■ THE EXERCISE: Copy all lines that contain the word "name".

[Figure data in JSON]
::::::
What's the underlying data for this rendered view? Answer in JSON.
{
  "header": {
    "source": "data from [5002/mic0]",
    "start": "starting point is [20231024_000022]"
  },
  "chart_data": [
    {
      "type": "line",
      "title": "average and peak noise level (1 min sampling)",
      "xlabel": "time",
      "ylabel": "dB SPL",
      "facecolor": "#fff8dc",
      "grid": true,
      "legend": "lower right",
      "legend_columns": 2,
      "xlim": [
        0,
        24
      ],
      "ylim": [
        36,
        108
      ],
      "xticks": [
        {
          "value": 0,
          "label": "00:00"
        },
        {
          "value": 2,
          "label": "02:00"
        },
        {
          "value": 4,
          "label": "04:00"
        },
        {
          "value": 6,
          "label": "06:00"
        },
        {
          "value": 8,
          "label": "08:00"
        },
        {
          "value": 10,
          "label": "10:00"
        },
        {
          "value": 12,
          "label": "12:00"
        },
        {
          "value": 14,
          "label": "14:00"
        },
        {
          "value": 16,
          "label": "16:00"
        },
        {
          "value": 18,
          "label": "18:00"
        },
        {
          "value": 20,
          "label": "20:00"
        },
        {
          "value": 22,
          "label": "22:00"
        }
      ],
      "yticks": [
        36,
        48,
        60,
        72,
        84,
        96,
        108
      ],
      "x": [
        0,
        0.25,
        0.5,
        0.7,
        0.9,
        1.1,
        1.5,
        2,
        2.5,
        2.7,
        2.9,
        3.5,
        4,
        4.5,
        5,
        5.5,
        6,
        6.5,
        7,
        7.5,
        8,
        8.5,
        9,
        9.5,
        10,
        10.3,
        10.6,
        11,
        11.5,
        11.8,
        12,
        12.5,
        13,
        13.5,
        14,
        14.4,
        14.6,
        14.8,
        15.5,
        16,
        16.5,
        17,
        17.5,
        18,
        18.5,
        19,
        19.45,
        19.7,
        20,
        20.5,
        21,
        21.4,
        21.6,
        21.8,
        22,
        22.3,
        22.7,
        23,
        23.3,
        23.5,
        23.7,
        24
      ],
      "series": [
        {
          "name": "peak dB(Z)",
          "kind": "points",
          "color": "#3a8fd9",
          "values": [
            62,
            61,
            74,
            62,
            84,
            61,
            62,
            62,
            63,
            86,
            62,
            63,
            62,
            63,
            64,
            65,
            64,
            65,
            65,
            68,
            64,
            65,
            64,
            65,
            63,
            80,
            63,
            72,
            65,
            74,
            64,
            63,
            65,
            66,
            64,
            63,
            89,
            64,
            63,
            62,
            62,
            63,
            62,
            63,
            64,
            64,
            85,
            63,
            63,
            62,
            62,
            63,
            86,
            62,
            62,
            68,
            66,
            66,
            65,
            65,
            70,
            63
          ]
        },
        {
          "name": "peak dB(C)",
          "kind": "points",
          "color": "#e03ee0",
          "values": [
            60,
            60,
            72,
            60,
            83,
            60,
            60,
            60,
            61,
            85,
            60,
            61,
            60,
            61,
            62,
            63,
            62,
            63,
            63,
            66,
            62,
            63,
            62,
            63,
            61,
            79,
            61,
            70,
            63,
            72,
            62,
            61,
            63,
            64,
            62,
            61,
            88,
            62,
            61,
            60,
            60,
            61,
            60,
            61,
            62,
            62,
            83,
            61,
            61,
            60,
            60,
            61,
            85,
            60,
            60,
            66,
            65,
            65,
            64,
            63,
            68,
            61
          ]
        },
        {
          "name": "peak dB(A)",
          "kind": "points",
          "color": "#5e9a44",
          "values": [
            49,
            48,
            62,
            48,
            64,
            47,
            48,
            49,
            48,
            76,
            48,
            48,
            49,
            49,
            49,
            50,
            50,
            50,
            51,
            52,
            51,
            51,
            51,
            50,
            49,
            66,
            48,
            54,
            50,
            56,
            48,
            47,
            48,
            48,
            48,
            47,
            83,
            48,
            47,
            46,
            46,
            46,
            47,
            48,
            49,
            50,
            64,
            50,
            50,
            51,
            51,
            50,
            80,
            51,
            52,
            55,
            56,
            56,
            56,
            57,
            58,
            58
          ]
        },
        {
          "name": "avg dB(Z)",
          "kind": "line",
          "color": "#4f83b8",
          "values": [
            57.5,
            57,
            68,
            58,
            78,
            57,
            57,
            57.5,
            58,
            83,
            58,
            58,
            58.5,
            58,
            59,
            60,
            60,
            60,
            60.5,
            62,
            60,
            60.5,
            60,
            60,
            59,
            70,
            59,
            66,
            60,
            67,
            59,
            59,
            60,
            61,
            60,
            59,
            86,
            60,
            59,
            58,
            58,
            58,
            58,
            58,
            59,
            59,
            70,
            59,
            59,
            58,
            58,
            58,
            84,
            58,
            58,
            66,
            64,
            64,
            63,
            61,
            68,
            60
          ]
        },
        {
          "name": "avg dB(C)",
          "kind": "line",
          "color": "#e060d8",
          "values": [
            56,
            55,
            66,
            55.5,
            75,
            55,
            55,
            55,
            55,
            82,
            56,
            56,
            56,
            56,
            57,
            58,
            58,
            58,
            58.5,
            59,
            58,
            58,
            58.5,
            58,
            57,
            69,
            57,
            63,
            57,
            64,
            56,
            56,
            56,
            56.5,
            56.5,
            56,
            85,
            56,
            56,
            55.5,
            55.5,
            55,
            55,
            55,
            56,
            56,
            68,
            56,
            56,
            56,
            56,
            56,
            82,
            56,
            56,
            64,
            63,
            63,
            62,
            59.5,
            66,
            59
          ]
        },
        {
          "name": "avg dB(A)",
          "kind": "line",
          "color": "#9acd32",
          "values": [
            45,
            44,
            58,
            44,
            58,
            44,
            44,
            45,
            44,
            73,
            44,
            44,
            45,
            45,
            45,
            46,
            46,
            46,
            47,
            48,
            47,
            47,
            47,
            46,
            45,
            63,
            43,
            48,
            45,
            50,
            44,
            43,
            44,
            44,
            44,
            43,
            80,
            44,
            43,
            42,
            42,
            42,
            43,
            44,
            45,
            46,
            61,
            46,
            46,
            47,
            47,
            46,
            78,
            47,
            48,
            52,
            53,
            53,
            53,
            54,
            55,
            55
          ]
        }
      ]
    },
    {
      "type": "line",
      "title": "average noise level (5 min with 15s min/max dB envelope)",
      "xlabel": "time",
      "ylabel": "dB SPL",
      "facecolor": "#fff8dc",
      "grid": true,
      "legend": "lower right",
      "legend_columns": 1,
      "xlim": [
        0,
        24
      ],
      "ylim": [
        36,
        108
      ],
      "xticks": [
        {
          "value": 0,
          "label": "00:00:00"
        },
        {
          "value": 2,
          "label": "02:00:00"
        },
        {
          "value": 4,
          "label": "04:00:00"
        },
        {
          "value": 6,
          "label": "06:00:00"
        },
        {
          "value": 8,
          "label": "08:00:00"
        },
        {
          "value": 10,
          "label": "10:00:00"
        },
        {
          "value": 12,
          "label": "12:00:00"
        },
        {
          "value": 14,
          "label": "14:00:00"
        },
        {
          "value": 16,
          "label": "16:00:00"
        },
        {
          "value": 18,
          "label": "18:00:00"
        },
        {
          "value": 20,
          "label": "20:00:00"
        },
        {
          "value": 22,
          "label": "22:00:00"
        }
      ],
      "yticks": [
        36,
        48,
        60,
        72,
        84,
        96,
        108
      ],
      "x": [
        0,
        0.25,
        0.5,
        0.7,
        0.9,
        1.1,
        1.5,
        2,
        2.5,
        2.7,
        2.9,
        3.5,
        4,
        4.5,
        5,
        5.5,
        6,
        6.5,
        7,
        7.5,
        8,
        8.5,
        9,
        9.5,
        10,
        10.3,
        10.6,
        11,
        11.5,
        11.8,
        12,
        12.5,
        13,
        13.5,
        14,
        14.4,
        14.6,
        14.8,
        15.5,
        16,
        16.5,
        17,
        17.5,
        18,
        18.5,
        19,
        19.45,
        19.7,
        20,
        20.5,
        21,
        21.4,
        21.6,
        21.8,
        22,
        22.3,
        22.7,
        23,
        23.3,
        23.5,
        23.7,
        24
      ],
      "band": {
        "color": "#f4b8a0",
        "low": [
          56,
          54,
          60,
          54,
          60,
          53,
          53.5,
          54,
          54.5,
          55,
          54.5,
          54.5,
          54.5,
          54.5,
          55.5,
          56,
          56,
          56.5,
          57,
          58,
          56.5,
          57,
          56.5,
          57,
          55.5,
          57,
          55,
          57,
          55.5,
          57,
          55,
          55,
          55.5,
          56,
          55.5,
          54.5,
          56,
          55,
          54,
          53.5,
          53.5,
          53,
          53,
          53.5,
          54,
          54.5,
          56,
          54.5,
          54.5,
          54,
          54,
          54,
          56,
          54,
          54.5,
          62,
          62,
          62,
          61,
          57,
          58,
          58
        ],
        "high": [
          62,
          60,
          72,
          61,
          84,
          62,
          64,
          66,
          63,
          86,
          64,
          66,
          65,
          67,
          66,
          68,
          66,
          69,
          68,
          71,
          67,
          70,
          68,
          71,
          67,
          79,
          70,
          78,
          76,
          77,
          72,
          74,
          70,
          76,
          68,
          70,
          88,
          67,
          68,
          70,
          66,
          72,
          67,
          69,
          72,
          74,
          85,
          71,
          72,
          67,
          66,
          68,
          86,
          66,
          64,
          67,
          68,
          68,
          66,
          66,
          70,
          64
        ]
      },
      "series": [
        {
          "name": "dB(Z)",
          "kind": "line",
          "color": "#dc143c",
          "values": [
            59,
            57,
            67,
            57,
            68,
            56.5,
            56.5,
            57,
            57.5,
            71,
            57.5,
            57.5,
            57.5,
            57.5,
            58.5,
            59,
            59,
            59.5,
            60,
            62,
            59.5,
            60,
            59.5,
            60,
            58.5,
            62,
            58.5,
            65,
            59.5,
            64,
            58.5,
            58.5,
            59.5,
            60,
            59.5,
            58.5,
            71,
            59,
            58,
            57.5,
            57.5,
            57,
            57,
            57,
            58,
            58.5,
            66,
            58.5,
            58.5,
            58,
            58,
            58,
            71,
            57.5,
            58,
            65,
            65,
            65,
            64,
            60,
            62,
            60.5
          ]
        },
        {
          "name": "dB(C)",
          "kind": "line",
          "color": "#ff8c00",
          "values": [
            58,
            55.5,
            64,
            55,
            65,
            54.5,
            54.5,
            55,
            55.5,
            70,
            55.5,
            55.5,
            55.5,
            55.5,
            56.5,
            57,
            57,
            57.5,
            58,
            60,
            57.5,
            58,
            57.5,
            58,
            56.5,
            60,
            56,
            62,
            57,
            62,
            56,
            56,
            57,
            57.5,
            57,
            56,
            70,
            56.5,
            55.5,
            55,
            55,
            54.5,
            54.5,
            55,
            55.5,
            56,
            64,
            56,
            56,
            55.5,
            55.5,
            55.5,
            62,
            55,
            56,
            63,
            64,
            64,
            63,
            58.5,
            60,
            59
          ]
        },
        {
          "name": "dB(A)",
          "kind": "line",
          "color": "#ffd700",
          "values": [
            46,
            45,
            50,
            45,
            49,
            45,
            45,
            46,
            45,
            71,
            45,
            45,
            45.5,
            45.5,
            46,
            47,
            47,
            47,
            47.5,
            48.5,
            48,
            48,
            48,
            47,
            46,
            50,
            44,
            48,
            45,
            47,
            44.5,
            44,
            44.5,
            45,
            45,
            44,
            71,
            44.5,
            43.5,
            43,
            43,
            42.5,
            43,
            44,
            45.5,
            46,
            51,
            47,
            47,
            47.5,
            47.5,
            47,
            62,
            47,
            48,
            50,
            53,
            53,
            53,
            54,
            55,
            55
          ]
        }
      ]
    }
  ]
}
::::::
■ COMPLETED TASK:
          "name": "peak dB(Z)",
          "name": "peak dB(C)",
          "name": "peak dB(A)",
          "name": "avg dB(Z)",
          "name": "avg dB(C)",
          "name": "avg dB(A)",
          "name": "dB(Z)",
          "name": "dB(C)",
          "name": "dB(A)",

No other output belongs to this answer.